Goal of the exercise:
The records below are to be copied word for word, with every picture left out.

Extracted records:
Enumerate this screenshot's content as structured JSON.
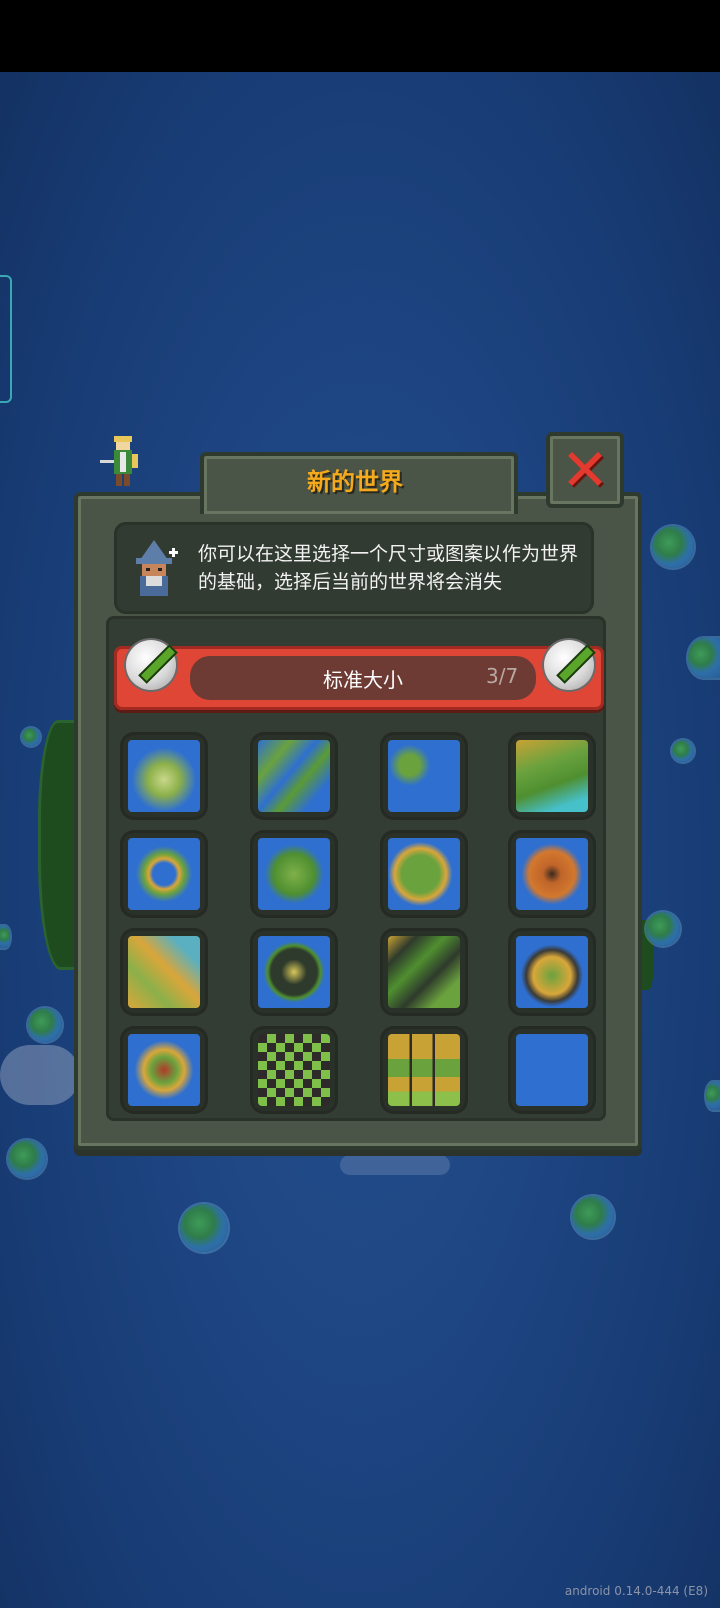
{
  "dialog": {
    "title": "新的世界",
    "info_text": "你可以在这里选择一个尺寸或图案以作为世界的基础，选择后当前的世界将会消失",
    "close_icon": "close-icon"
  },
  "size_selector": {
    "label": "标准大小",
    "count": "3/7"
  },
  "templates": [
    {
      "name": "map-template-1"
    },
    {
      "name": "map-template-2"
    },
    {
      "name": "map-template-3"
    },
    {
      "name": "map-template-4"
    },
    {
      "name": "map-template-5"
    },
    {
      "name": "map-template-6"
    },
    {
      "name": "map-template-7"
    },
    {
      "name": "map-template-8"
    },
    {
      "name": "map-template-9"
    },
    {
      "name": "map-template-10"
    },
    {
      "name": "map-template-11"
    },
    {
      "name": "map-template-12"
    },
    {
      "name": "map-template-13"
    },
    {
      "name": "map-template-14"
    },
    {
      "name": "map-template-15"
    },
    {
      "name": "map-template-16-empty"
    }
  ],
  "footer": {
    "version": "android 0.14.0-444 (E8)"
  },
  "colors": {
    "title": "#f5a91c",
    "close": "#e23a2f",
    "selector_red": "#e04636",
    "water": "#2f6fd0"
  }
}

Exercise response:
Enumerate this screenshot's content as structured JSON.
{
  "dialog": {
    "title": "新的世界",
    "info_text": "你可以在这里选择一个尺寸或图案以作为世界的基础，选择后当前的世界将会消失",
    "close_icon": "close-icon"
  },
  "size_selector": {
    "label": "标准大小",
    "count": "3/7"
  },
  "templates": [
    {
      "name": "map-template-1"
    },
    {
      "name": "map-template-2"
    },
    {
      "name": "map-template-3"
    },
    {
      "name": "map-template-4"
    },
    {
      "name": "map-template-5"
    },
    {
      "name": "map-template-6"
    },
    {
      "name": "map-template-7"
    },
    {
      "name": "map-template-8"
    },
    {
      "name": "map-template-9"
    },
    {
      "name": "map-template-10"
    },
    {
      "name": "map-template-11"
    },
    {
      "name": "map-template-12"
    },
    {
      "name": "map-template-13"
    },
    {
      "name": "map-template-14"
    },
    {
      "name": "map-template-15"
    },
    {
      "name": "map-template-16-empty"
    }
  ],
  "footer": {
    "version": "android 0.14.0-444 (E8)"
  },
  "colors": {
    "title": "#f5a91c",
    "close": "#e23a2f",
    "selector_red": "#e04636",
    "water": "#2f6fd0"
  }
}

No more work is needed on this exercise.